_Raw data_
•••

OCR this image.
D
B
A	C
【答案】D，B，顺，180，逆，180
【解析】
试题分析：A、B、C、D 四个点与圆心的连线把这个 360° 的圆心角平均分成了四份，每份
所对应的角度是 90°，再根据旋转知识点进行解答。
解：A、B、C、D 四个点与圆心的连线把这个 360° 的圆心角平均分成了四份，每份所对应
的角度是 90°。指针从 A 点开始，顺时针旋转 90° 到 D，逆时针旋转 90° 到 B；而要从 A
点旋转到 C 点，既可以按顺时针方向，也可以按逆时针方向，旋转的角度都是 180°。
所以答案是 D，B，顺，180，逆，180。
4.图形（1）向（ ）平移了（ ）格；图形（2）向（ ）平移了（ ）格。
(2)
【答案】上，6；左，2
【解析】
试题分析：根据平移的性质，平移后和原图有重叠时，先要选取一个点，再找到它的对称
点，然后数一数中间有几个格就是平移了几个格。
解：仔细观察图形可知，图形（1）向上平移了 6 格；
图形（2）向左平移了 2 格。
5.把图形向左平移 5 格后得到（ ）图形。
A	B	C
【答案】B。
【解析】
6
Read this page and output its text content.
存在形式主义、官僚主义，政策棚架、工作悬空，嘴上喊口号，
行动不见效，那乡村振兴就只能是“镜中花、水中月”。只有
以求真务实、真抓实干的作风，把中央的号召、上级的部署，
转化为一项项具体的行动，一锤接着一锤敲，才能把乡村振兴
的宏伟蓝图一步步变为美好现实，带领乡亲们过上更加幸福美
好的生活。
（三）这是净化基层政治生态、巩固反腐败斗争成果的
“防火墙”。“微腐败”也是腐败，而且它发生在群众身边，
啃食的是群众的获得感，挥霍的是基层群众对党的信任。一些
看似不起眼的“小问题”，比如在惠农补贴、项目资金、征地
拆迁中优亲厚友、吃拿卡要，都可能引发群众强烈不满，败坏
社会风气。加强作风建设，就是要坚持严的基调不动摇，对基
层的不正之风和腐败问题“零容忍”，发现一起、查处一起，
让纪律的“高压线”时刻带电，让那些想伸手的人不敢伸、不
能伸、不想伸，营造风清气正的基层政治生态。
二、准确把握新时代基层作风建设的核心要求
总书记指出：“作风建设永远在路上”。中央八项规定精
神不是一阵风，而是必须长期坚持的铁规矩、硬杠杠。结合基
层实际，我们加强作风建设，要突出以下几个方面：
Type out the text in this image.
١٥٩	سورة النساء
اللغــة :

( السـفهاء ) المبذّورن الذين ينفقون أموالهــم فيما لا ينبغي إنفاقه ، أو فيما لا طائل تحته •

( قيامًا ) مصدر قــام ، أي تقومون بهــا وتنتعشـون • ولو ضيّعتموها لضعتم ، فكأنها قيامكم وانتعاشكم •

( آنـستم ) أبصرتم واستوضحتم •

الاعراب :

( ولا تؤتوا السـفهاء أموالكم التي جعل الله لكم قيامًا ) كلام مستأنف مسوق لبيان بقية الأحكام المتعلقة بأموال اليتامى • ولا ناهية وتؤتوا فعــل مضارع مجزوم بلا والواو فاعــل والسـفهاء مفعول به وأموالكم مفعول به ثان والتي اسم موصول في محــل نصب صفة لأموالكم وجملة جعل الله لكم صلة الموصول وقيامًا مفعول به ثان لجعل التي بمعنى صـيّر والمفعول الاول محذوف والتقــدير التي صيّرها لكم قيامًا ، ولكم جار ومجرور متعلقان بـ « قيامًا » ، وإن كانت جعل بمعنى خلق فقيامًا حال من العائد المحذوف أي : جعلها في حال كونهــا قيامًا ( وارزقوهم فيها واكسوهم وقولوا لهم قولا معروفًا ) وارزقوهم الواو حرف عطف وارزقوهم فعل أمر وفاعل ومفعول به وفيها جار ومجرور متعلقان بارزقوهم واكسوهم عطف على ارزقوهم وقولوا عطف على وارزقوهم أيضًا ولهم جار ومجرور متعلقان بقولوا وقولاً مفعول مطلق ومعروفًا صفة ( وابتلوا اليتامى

•••

_Given problem_
Starting at the line that contains "Type out the text in this image.", write out every line to the end of the entries, exactly as given.

_Result of the task_
Type out the text in this image.
١٥٩	سورة النساء
اللغــة :

( السـفهاء ) المبذّورن الذين ينفقون أموالهــم فيما لا ينبغي إنفاقه ، أو فيما لا طائل تحته •

( قيامًا ) مصدر قــام ، أي تقومون بهــا وتنتعشـون • ولو ضيّعتموها لضعتم ، فكأنها قيامكم وانتعاشكم •

( آنـستم ) أبصرتم واستوضحتم •

الاعراب :

( ولا تؤتوا السـفهاء أموالكم التي جعل الله لكم قيامًا ) كلام مستأنف مسوق لبيان بقية الأحكام المتعلقة بأموال اليتامى • ولا ناهية وتؤتوا فعــل مضارع مجزوم بلا والواو فاعــل والسـفهاء مفعول به وأموالكم مفعول به ثان والتي اسم موصول في محــل نصب صفة لأموالكم وجملة جعل الله لكم صلة الموصول وقيامًا مفعول به ثان لجعل التي بمعنى صـيّر والمفعول الاول محذوف والتقــدير التي صيّرها لكم قيامًا ، ولكم جار ومجرور متعلقان بـ « قيامًا » ، وإن كانت جعل بمعنى خلق فقيامًا حال من العائد المحذوف أي : جعلها في حال كونهــا قيامًا ( وارزقوهم فيها واكسوهم وقولوا لهم قولا معروفًا ) وارزقوهم الواو حرف عطف وارزقوهم فعل أمر وفاعل ومفعول به وفيها جار ومجرور متعلقان بارزقوهم واكسوهم عطف على ارزقوهم وقولوا عطف على وارزقوهم أيضًا ولهم جار ومجرور متعلقان بقولوا وقولاً مفعول مطلق ومعروفًا صفة ( وابتلوا اليتامى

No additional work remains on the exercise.